Locate the line that contains "Read all visible content and emit it as JSON.". Print it and each following line through the end of the listing, verbatim, and nothing more.

[Start of DATASET EXTRACT]

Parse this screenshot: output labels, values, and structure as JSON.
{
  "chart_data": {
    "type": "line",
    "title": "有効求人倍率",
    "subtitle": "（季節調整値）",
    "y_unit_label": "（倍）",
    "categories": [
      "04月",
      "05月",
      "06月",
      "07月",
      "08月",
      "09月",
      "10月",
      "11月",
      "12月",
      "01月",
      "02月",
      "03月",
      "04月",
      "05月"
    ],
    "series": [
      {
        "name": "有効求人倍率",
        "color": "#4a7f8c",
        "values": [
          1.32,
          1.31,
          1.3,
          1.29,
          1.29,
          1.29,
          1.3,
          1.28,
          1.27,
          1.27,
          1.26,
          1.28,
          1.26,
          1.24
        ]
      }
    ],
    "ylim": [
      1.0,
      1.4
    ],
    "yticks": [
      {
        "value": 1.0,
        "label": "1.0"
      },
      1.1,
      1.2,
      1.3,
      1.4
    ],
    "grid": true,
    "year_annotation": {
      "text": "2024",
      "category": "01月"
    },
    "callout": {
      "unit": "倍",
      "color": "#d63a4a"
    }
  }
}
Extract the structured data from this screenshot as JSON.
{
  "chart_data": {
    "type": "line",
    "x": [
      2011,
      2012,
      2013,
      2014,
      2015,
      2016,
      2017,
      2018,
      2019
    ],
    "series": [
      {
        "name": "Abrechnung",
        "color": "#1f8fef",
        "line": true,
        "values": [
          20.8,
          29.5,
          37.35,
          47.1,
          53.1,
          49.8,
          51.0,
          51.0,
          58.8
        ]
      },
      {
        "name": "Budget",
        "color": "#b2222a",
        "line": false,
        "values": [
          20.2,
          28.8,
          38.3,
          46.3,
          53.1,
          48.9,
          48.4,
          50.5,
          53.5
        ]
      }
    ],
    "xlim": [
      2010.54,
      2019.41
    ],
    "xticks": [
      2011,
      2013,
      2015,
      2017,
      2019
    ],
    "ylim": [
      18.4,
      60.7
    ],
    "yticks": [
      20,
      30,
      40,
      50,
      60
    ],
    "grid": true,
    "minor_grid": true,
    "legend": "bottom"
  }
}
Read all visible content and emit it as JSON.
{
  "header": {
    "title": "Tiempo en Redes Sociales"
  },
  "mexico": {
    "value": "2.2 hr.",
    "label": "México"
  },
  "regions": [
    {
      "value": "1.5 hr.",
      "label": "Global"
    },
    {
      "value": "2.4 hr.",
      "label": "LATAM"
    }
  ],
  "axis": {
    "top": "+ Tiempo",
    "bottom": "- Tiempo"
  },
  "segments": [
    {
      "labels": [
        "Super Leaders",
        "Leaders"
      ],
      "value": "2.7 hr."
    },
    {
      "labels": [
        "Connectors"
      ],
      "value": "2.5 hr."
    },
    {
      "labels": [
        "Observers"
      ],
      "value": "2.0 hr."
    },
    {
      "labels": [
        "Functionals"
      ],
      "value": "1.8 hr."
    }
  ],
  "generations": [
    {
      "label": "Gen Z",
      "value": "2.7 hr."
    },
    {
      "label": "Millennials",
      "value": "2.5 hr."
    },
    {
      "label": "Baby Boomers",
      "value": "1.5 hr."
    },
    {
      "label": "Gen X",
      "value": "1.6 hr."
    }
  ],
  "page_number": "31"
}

[End of DATASET EXTRACT]

▸ RESULT BELOW:
Read all visible content and emit it as JSON.
{
  "header": {
    "title": "Tiempo en Redes Sociales"
  },
  "mexico": {
    "value": "2.2 hr.",
    "label": "México"
  },
  "regions": [
    {
      "value": "1.5 hr.",
      "label": "Global"
    },
    {
      "value": "2.4 hr.",
      "label": "LATAM"
    }
  ],
  "axis": {
    "top": "+ Tiempo",
    "bottom": "- Tiempo"
  },
  "segments": [
    {
      "labels": [
        "Super Leaders",
        "Leaders"
      ],
      "value": "2.7 hr."
    },
    {
      "labels": [
        "Connectors"
      ],
      "value": "2.5 hr."
    },
    {
      "labels": [
        "Observers"
      ],
      "value": "2.0 hr."
    },
    {
      "labels": [
        "Functionals"
      ],
      "value": "1.8 hr."
    }
  ],
  "generations": [
    {
      "label": "Gen Z",
      "value": "2.7 hr."
    },
    {
      "label": "Millennials",
      "value": "2.5 hr."
    },
    {
      "label": "Baby Boomers",
      "value": "1.5 hr."
    },
    {
      "label": "Gen X",
      "value": "1.6 hr."
    }
  ],
  "page_number": "31"
}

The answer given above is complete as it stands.